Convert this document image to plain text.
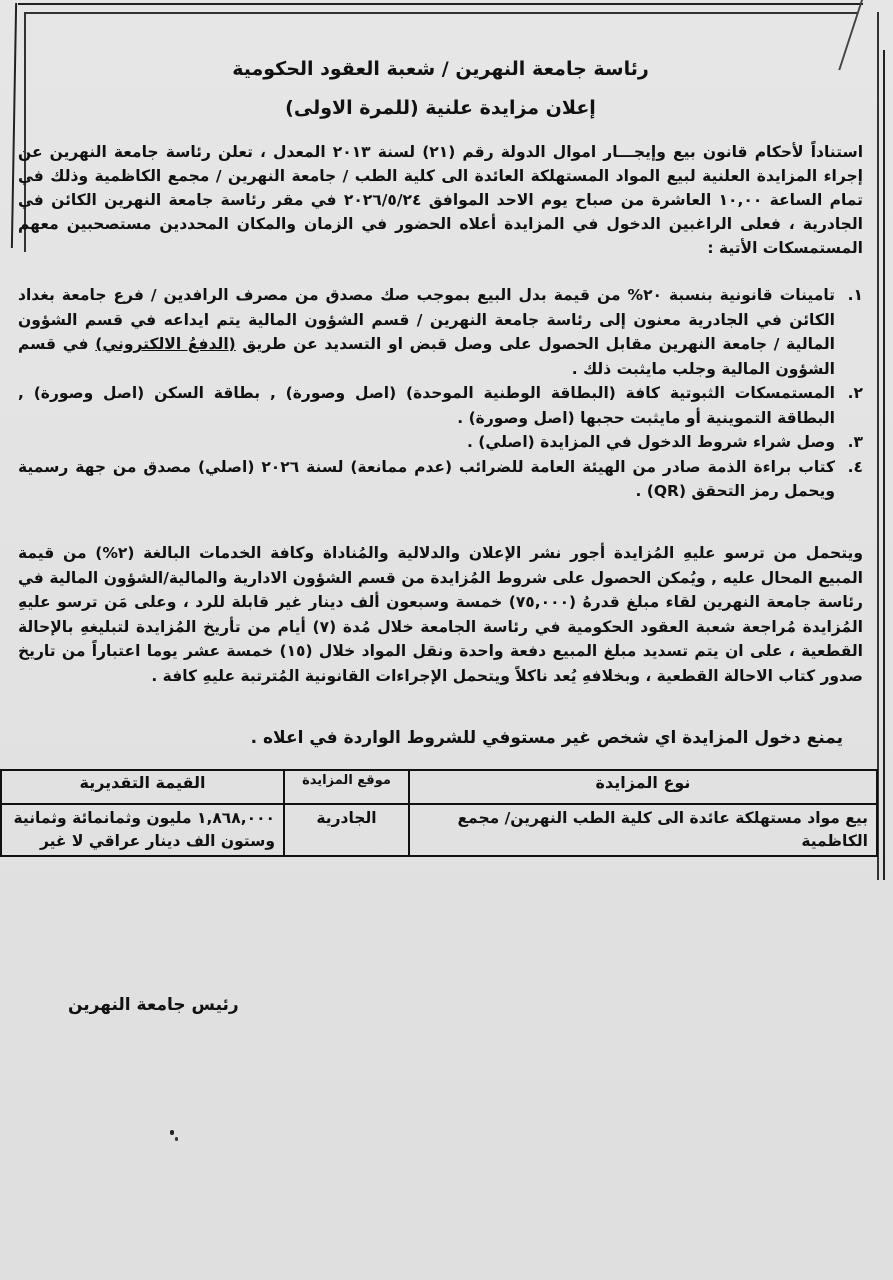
رئاسة جامعة النهرين / شعبة العقود الحكومية
إعلان مزايدة علنية (للمرة الاولى)
استناداً لأحكام قانون بيع وإيجـــار اموال الدولة رقم (٢١) لسنة ٢٠١٣ المعدل ، تعلن رئاسة جامعة النهرين عن إجراء المزايدة العلنية لبيع المواد المستهلكة العائدة الى كلية الطب / جامعة النهرين / مجمع الكاظمية وذلك في تمام الساعة ١٠,٠٠ العاشرة من صباح يوم الاحد الموافق ٢٠٢٦/٥/٢٤ في مقر رئاسة جامعة النهرين الكائن في الجادرية ، فعلى الراغبين الدخول في المزايدة أعلاه الحضور في الزمان والمكان المحددين مستصحبين معهم المستمسكات الأتية :
١.
تامينات قانونية بنسبة ٢٠% من قيمة بدل البيع بموجب صك مصدق من مصرف الرافدين / فرع جامعة بغداد الكائن في الجادرية معنون إلى رئاسة جامعة النهرين / قسم الشؤون المالية يتم ايداعه في قسم الشؤون المالية / جامعة النهرين مقابل الحصول على وصل قبض او التسديد عن طريق (الدفعُ الالكتروني) في قسم الشؤون المالية وجلب مايثبت ذلك .
٢.
المستمسكات الثبوتية كافة (البطاقة الوطنية الموحدة) (اصل وصورة) , بطاقة السكن (اصل وصورة) , البطاقة التموينية أو مايثبت حجبها (اصل وصورة) .
٣.
وصل شراء شروط الدخول في المزايدة (اصلي) .
٤.
كتاب براءة الذمة صادر من الهيئة العامة للضرائب (عدم ممانعة) لسنة ٢٠٢٦ (اصلي) مصدق من جهة رسمية ويحمل رمز التحقق (QR) .
ويتحمل من ترسو عليهِ المُزايدة أجور نشر الإعلان والدلالية والمُناداة وكافة الخدمات البالغة (٢%) من قيمة المبيع المحال عليه , ويُمكن الحصول على شروط المُزايدة من قسم الشؤون الادارية والمالية/الشؤون المالية في رئاسة جامعة النهرين لقاء مبلغ قدرهُ (٧٥,٠٠٠) خمسة وسبعون ألف دينار غير قابلة للرد ، وعلى مَن ترسو عليهِ المُزايدة مُراجعة شعبة العقود الحكومية في رئاسة الجامعة خلال مُدة (٧) أيام من تأريخ المُزايدة لتبليغهِ بالإحالة القطعية ، على ان يتم تسديد مبلغ المبيع دفعة واحدة ونقل المواد خلال (١٥) خمسة عشر يوما اعتباراً من تاريخ صدور كتاب الاحالة القطعية ، وبخلافهِ يُعد ناكلاً ويتحمل الإجراءات القانونية المُترتبة عليهِ كافة .
يمنع دخول المزايدة اي شخص غير مستوفي للشروط الواردة في اعلاه .
نوع المزايدة	موقع المزايدة	القيمة التقديرية
بيع مواد مستهلكة عائدة الى كلية الطب النهرين/ مجمع الكاظمية	الجادرية	١,٨٦٨,٠٠٠ مليون وثمانمائة وثمانية وستون الف دينار عراقي لا غير
رئيس جامعة النهرين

********

* _Problem to work on_:
Every entry must be reproduced exactly, with the images left out.

* _Completed task_:
Convert this document image to plain text.
رئاسة جامعة النهرين / شعبة العقود الحكومية
إعلان مزايدة علنية (للمرة الاولى)
استناداً لأحكام قانون بيع وإيجـــار اموال الدولة رقم (٢١) لسنة ٢٠١٣ المعدل ، تعلن رئاسة جامعة النهرين عن إجراء المزايدة العلنية لبيع المواد المستهلكة العائدة الى كلية الطب / جامعة النهرين / مجمع الكاظمية وذلك في تمام الساعة ١٠,٠٠ العاشرة من صباح يوم الاحد الموافق ٢٠٢٦/٥/٢٤ في مقر رئاسة جامعة النهرين الكائن في الجادرية ، فعلى الراغبين الدخول في المزايدة أعلاه الحضور في الزمان والمكان المحددين مستصحبين معهم المستمسكات الأتية :
١.
تامينات قانونية بنسبة ٢٠% من قيمة بدل البيع بموجب صك مصدق من مصرف الرافدين / فرع جامعة بغداد الكائن في الجادرية معنون إلى رئاسة جامعة النهرين / قسم الشؤون المالية يتم ايداعه في قسم الشؤون المالية / جامعة النهرين مقابل الحصول على وصل قبض او التسديد عن طريق (الدفعُ الالكتروني) في قسم الشؤون المالية وجلب مايثبت ذلك .
٢.
المستمسكات الثبوتية كافة (البطاقة الوطنية الموحدة) (اصل وصورة) , بطاقة السكن (اصل وصورة) , البطاقة التموينية أو مايثبت حجبها (اصل وصورة) .
٣.
وصل شراء شروط الدخول في المزايدة (اصلي) .
٤.
كتاب براءة الذمة صادر من الهيئة العامة للضرائب (عدم ممانعة) لسنة ٢٠٢٦ (اصلي) مصدق من جهة رسمية ويحمل رمز التحقق (QR) .
ويتحمل من ترسو عليهِ المُزايدة أجور نشر الإعلان والدلالية والمُناداة وكافة الخدمات البالغة (٢%) من قيمة المبيع المحال عليه , ويُمكن الحصول على شروط المُزايدة من قسم الشؤون الادارية والمالية/الشؤون المالية في رئاسة جامعة النهرين لقاء مبلغ قدرهُ (٧٥,٠٠٠) خمسة وسبعون ألف دينار غير قابلة للرد ، وعلى مَن ترسو عليهِ المُزايدة مُراجعة شعبة العقود الحكومية في رئاسة الجامعة خلال مُدة (٧) أيام من تأريخ المُزايدة لتبليغهِ بالإحالة القطعية ، على ان يتم تسديد مبلغ المبيع دفعة واحدة ونقل المواد خلال (١٥) خمسة عشر يوما اعتباراً من تاريخ صدور كتاب الاحالة القطعية ، وبخلافهِ يُعد ناكلاً ويتحمل الإجراءات القانونية المُترتبة عليهِ كافة .
يمنع دخول المزايدة اي شخص غير مستوفي للشروط الواردة في اعلاه .
نوع المزايدة	موقع المزايدة	القيمة التقديرية
بيع مواد مستهلكة عائدة الى كلية الطب النهرين/ مجمع الكاظمية	الجادرية	١,٨٦٨,٠٠٠ مليون وثمانمائة وثمانية وستون الف دينار عراقي لا غير
رئيس جامعة النهرين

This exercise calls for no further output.